** Start AVAILABLE DATA **
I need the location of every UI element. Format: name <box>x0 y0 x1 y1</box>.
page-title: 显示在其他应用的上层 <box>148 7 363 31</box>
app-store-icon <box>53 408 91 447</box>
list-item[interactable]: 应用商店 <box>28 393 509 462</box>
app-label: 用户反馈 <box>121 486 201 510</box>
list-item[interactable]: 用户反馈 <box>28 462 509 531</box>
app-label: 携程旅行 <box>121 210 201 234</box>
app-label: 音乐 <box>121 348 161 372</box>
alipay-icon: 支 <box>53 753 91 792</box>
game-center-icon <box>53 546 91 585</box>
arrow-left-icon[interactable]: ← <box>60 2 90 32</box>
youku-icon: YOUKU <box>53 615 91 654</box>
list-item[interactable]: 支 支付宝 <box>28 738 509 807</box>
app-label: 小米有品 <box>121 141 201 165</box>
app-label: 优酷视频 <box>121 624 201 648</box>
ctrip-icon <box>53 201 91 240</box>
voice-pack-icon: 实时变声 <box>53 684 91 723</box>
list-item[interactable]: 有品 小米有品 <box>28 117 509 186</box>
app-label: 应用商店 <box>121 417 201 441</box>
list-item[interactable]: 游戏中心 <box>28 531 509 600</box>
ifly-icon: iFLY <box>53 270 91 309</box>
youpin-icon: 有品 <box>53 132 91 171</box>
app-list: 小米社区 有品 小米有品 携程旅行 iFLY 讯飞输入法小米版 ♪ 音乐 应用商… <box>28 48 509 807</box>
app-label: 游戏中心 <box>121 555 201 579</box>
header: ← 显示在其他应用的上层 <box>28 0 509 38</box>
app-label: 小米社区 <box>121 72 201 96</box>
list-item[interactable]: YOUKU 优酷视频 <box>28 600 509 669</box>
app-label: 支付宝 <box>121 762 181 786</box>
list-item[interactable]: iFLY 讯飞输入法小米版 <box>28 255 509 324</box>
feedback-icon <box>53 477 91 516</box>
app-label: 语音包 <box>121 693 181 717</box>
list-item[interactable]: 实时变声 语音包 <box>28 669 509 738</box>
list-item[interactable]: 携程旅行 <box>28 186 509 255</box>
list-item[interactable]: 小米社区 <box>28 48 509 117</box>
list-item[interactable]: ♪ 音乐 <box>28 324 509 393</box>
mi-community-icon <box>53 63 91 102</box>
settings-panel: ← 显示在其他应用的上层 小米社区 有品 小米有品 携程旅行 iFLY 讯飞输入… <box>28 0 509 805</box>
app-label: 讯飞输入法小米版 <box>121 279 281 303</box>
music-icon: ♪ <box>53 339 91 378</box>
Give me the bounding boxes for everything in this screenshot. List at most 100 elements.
** End AVAILABLE DATA **
Could you print the rows starting at the first one and ending at the line that contains "game-center-icon <box>53 546 91 585</box>", both ends included, with each line reproduced exactly?

I need the location of every UI element. Format: name <box>x0 y0 x1 y1</box>.
page-title: 显示在其他应用的上层 <box>148 7 363 31</box>
app-store-icon <box>53 408 91 447</box>
list-item[interactable]: 应用商店 <box>28 393 509 462</box>
app-label: 用户反馈 <box>121 486 201 510</box>
list-item[interactable]: 用户反馈 <box>28 462 509 531</box>
app-label: 携程旅行 <box>121 210 201 234</box>
app-label: 音乐 <box>121 348 161 372</box>
alipay-icon: 支 <box>53 753 91 792</box>
game-center-icon <box>53 546 91 585</box>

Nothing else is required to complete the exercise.